— DIRECTIONS FOR THIS TASK —
Single out the lines of the material that contain "market" and copy them.

Dataset entries
++++++++

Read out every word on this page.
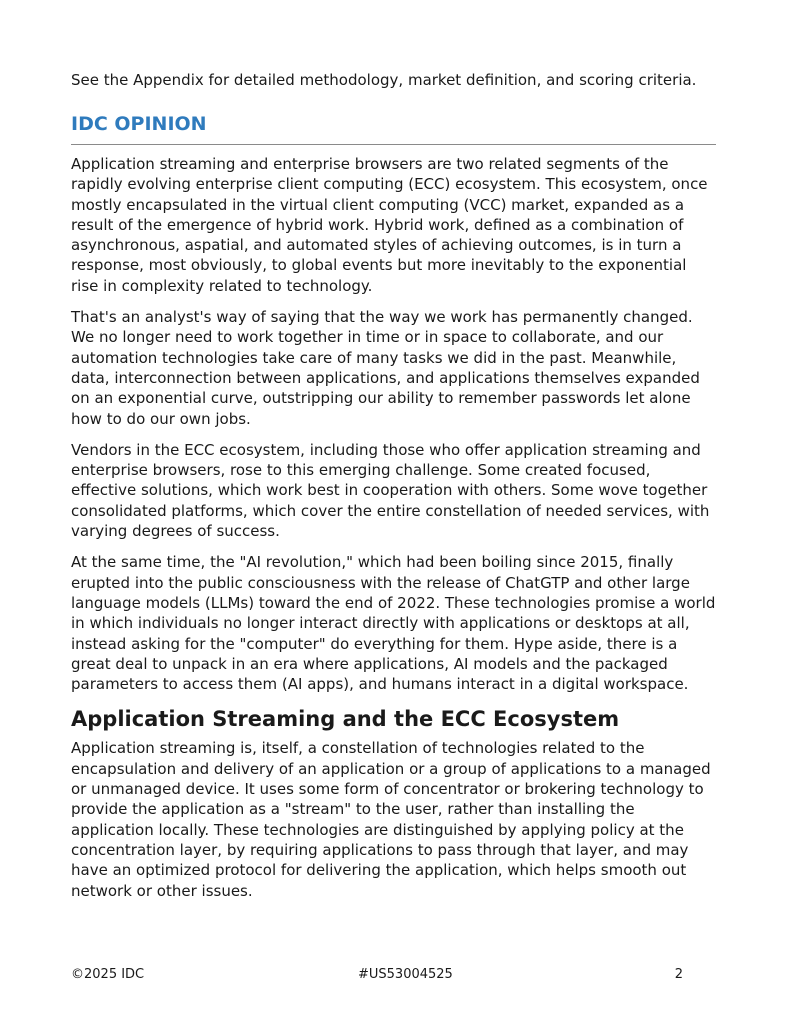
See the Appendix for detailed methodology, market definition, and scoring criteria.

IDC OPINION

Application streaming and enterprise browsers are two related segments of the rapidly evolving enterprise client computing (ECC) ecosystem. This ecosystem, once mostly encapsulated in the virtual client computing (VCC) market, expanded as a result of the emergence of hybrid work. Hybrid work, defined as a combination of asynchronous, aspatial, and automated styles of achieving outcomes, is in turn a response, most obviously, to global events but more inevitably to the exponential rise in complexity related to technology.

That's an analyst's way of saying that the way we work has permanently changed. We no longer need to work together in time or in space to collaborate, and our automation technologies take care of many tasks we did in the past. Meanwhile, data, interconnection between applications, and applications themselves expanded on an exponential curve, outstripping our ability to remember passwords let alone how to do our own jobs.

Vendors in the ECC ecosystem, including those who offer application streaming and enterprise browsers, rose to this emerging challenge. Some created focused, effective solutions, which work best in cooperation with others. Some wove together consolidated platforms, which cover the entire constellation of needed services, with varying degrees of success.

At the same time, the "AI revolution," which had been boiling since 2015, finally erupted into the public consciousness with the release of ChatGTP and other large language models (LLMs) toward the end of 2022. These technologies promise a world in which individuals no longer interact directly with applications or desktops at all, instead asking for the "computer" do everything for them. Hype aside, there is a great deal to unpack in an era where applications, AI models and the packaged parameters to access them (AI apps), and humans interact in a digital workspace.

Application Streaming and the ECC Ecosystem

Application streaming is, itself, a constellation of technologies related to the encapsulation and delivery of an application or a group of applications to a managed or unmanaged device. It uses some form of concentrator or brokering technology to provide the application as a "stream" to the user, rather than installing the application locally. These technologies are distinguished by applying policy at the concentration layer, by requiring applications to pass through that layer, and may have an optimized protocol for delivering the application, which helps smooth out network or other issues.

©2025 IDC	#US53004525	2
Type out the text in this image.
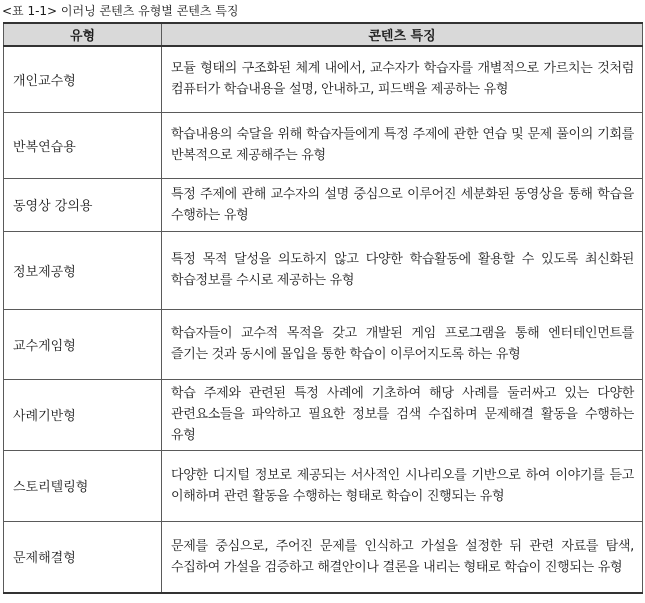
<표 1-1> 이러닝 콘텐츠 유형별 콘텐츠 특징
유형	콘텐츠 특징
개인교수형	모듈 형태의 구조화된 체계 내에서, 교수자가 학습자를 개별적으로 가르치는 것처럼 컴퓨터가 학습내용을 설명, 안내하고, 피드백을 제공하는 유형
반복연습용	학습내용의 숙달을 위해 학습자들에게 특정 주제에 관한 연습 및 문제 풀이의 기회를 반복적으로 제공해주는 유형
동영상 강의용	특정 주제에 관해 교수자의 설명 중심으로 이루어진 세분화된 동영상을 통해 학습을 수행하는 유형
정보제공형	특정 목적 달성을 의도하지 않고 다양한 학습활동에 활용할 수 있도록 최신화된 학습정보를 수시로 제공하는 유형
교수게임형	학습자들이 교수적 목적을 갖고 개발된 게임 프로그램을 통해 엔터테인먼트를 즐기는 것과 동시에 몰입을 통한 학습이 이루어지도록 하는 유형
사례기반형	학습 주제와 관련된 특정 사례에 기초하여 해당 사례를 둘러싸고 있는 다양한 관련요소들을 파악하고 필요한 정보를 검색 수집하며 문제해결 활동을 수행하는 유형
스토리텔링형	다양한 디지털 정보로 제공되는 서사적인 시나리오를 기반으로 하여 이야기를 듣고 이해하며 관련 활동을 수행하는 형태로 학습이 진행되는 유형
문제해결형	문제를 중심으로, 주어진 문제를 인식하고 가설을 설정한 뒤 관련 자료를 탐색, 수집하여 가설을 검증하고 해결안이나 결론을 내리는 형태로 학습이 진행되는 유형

++++++++

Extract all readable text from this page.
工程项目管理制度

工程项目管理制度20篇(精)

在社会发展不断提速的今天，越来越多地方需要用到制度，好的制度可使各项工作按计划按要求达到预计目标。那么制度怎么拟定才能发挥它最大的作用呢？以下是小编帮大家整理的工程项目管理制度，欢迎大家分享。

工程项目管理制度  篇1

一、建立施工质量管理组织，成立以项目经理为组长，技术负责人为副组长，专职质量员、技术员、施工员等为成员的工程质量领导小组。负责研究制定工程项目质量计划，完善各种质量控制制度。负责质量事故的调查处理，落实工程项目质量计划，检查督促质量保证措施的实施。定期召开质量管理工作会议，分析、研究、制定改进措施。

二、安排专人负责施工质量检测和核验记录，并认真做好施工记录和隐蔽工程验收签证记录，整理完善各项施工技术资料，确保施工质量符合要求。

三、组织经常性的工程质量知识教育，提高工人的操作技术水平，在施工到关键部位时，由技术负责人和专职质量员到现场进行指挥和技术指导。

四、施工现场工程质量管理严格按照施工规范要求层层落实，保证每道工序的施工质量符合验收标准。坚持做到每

++++++++

— COMPLETE ANSWER —
See the Appendix for detailed methodology, market definition, and scoring criteria.
Application streaming and enterprise browsers are two related segments of the rapidly evolving enterprise client computing (ECC) ecosystem. This ecosystem, once mostly encapsulated in the virtual client computing (VCC) market, expanded as a result of the emergence of hybrid work. Hybrid work, defined as a combination of asynchronous, aspatial, and automated styles of achieving outcomes, is in turn a response, most obviously, to global events but more inevitably to the exponential rise in complexity related to technology.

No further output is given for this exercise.